** START Extracted information **

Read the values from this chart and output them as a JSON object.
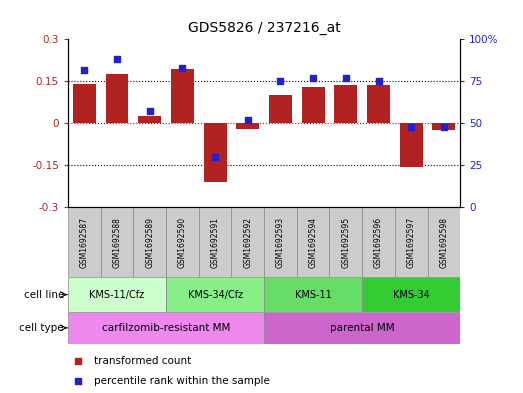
{
  "title": "GDS5826 / 237216_at",
  "samples": [
    "GSM1692587",
    "GSM1692588",
    "GSM1692589",
    "GSM1692590",
    "GSM1692591",
    "GSM1692592",
    "GSM1692593",
    "GSM1692594",
    "GSM1692595",
    "GSM1692596",
    "GSM1692597",
    "GSM1692598"
  ],
  "transformed_count": [
    0.142,
    0.175,
    0.025,
    0.195,
    -0.21,
    -0.02,
    0.1,
    0.13,
    0.137,
    0.135,
    -0.155,
    -0.025
  ],
  "percentile_rank": [
    82,
    88,
    57,
    83,
    30,
    52,
    75,
    77,
    77,
    75,
    48,
    48
  ],
  "bar_color": "#b22222",
  "dot_color": "#2222cc",
  "ylim_left": [
    -0.3,
    0.3
  ],
  "ylim_right": [
    0,
    100
  ],
  "yticks_left": [
    -0.3,
    -0.15,
    0,
    0.15,
    0.3
  ],
  "yticks_right": [
    0,
    25,
    50,
    75,
    100
  ],
  "ytick_labels_left": [
    "-0.3",
    "-0.15",
    "0",
    "0.15",
    "0.3"
  ],
  "ytick_labels_right": [
    "0",
    "25",
    "50",
    "75",
    "100%"
  ],
  "hline_y": [
    0.15,
    0.0,
    -0.15
  ],
  "hline_0_color": "#cc0000",
  "hline_other_color": "#000000",
  "cell_lines": [
    {
      "label": "KMS-11/Cfz",
      "start": 0,
      "end": 3,
      "color": "#ccffcc"
    },
    {
      "label": "KMS-34/Cfz",
      "start": 3,
      "end": 6,
      "color": "#88ee88"
    },
    {
      "label": "KMS-11",
      "start": 6,
      "end": 9,
      "color": "#66dd66"
    },
    {
      "label": "KMS-34",
      "start": 9,
      "end": 12,
      "color": "#33cc33"
    }
  ],
  "cell_types": [
    {
      "label": "carfilzomib-resistant MM",
      "start": 0,
      "end": 6,
      "color": "#ee88ee"
    },
    {
      "label": "parental MM",
      "start": 6,
      "end": 12,
      "color": "#cc66cc"
    }
  ],
  "legend_items": [
    {
      "label": "transformed count",
      "color": "#b22222",
      "marker": "s"
    },
    {
      "label": "percentile rank within the sample",
      "color": "#2222cc",
      "marker": "s"
    }
  ],
  "bar_width": 0.7,
  "sample_box_color": "#cccccc",
  "label_left": [
    "cell line",
    "cell type"
  ],
  "figsize": [
    5.23,
    3.93
  ],
  "dpi": 100
}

** END Extracted information **

§ Aim:
In your copy, leave out the pictures and reproduce the material above exactly.

§ Full output:
Read the values from this chart and output them as a JSON object.
{
  "title": "GDS5826 / 237216_at",
  "samples": [
    "GSM1692587",
    "GSM1692588",
    "GSM1692589",
    "GSM1692590",
    "GSM1692591",
    "GSM1692592",
    "GSM1692593",
    "GSM1692594",
    "GSM1692595",
    "GSM1692596",
    "GSM1692597",
    "GSM1692598"
  ],
  "transformed_count": [
    0.142,
    0.175,
    0.025,
    0.195,
    -0.21,
    -0.02,
    0.1,
    0.13,
    0.137,
    0.135,
    -0.155,
    -0.025
  ],
  "percentile_rank": [
    82,
    88,
    57,
    83,
    30,
    52,
    75,
    77,
    77,
    75,
    48,
    48
  ],
  "bar_color": "#b22222",
  "dot_color": "#2222cc",
  "ylim_left": [
    -0.3,
    0.3
  ],
  "ylim_right": [
    0,
    100
  ],
  "yticks_left": [
    -0.3,
    -0.15,
    0,
    0.15,
    0.3
  ],
  "yticks_right": [
    0,
    25,
    50,
    75,
    100
  ],
  "ytick_labels_left": [
    "-0.3",
    "-0.15",
    "0",
    "0.15",
    "0.3"
  ],
  "ytick_labels_right": [
    "0",
    "25",
    "50",
    "75",
    "100%"
  ],
  "hline_y": [
    0.15,
    0.0,
    -0.15
  ],
  "hline_0_color": "#cc0000",
  "hline_other_color": "#000000",
  "cell_lines": [
    {
      "label": "KMS-11/Cfz",
      "start": 0,
      "end": 3,
      "color": "#ccffcc"
    },
    {
      "label": "KMS-34/Cfz",
      "start": 3,
      "end": 6,
      "color": "#88ee88"
    },
    {
      "label": "KMS-11",
      "start": 6,
      "end": 9,
      "color": "#66dd66"
    },
    {
      "label": "KMS-34",
      "start": 9,
      "end": 12,
      "color": "#33cc33"
    }
  ],
  "cell_types": [
    {
      "label": "carfilzomib-resistant MM",
      "start": 0,
      "end": 6,
      "color": "#ee88ee"
    },
    {
      "label": "parental MM",
      "start": 6,
      "end": 12,
      "color": "#cc66cc"
    }
  ],
  "legend_items": [
    {
      "label": "transformed count",
      "color": "#b22222",
      "marker": "s"
    },
    {
      "label": "percentile rank within the sample",
      "color": "#2222cc",
      "marker": "s"
    }
  ],
  "bar_width": 0.7,
  "sample_box_color": "#cccccc",
  "label_left": [
    "cell line",
    "cell type"
  ],
  "figsize": [
    5.23,
    3.93
  ],
  "dpi": 100
}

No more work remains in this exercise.